Set problem –
From the entries below, please gather each line containing the string "title".

——

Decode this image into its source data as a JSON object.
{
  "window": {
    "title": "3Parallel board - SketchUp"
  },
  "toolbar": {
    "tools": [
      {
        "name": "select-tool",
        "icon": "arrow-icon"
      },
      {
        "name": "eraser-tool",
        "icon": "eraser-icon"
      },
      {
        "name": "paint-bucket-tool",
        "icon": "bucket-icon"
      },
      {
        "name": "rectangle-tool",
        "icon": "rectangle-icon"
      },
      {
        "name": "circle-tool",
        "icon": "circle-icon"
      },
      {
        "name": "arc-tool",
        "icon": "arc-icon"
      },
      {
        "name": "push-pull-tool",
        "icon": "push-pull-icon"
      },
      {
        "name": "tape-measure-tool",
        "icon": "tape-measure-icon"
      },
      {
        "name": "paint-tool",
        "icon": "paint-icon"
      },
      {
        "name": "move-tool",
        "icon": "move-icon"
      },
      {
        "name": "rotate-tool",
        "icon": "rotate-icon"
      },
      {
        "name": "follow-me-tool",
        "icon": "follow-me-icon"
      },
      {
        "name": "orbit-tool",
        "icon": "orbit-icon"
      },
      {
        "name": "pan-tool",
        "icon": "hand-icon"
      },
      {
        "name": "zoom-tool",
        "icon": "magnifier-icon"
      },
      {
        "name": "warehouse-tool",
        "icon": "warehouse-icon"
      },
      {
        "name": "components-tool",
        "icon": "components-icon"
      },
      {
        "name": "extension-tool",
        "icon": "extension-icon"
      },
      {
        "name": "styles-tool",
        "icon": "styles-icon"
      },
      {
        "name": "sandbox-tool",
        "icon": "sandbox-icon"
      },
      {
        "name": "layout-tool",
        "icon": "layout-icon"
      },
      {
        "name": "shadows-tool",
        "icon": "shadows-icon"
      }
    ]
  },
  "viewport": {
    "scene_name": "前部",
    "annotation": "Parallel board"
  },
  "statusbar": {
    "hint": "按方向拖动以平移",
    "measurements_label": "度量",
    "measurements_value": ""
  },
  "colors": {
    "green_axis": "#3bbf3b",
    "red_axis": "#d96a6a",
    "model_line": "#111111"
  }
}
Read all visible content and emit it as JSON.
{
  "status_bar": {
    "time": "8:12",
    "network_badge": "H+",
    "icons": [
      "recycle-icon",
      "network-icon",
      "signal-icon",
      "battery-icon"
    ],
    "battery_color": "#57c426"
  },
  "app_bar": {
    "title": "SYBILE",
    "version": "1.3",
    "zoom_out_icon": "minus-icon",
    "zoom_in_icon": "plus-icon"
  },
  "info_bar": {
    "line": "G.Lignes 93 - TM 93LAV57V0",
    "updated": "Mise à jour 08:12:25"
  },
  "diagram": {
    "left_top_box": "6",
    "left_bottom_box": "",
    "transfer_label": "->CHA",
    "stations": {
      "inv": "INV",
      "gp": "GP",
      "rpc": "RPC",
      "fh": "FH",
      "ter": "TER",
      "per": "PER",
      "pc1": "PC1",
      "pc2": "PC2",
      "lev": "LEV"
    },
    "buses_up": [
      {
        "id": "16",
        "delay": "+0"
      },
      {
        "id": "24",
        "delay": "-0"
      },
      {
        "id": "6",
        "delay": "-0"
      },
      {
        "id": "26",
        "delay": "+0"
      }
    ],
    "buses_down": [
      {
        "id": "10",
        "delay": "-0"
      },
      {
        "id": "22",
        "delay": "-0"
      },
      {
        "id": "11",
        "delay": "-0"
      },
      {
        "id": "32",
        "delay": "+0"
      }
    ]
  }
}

——

Problem solution –
    "title": "3Parallel board - SketchUp"
    "title": "SYBILE",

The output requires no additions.